§ Request:
All lines holding the string "千米变为" are to be shown.

Dataset entries

▬▬▬

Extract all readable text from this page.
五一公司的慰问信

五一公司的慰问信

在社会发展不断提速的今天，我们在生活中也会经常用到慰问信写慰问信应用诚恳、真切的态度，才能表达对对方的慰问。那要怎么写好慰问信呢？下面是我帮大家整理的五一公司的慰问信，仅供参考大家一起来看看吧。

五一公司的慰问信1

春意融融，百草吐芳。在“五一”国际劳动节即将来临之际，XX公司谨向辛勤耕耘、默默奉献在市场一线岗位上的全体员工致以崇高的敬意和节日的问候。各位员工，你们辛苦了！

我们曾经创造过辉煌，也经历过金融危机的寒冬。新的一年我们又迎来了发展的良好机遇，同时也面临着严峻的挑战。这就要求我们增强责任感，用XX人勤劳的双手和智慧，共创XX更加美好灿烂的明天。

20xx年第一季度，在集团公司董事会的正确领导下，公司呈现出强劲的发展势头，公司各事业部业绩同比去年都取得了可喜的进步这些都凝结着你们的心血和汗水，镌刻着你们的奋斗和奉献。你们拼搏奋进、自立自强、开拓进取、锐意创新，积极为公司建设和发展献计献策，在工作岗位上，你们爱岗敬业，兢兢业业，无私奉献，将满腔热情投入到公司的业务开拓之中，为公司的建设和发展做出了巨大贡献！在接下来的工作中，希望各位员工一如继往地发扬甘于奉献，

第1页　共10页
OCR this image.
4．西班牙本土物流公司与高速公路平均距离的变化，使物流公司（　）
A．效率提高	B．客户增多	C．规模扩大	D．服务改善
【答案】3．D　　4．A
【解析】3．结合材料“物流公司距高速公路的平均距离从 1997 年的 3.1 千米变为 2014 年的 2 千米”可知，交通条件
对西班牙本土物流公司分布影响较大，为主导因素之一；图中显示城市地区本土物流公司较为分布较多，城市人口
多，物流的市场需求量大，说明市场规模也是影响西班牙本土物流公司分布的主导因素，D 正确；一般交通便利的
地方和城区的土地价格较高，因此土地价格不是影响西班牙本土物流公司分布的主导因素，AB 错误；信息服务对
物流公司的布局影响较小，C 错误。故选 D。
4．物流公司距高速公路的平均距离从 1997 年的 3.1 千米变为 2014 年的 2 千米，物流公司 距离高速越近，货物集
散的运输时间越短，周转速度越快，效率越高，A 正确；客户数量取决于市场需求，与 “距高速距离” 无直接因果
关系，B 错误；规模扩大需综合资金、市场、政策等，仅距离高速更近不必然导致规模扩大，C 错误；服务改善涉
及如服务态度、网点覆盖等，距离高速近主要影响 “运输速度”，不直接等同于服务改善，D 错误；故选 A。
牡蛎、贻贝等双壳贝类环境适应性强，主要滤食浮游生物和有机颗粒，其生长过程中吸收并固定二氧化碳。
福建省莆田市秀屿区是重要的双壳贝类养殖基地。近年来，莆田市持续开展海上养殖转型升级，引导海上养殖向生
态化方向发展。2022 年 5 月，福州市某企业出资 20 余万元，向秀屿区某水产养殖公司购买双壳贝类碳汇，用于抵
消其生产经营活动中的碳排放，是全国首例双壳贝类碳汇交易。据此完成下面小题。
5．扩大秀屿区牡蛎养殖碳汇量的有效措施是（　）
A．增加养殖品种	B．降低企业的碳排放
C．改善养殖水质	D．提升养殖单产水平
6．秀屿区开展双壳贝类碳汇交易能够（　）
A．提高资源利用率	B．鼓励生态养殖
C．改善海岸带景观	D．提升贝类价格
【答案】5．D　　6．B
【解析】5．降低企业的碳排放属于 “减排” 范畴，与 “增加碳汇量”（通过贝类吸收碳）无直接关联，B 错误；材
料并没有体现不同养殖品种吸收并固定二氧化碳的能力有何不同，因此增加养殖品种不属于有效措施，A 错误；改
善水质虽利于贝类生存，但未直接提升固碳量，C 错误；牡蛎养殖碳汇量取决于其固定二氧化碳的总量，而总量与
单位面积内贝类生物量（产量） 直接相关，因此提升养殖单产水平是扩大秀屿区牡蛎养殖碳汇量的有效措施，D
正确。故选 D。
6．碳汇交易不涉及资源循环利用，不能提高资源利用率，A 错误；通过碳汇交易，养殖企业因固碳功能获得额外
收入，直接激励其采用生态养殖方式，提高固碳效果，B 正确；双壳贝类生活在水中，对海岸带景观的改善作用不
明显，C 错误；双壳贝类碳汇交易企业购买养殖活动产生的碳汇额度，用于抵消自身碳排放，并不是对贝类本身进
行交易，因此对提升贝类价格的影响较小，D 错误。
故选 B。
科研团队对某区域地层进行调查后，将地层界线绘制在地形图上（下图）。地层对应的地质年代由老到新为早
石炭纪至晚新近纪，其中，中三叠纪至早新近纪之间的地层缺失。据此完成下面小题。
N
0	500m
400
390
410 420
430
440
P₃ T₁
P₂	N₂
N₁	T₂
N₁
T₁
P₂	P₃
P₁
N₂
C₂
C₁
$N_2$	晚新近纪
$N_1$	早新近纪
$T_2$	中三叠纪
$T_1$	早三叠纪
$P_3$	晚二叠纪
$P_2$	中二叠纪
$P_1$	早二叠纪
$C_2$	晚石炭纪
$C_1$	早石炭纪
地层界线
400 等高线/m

▬▬▬

§ Answer:
【解析】3．结合材料“物流公司距高速公路的平均距离从 1997 年的 3.1 千米变为 2014 年的 2 千米”可知，交通条件
4．物流公司距高速公路的平均距离从 1997 年的 3.1 千米变为 2014 年的 2 千米，物流公司 距离高速越近，货物集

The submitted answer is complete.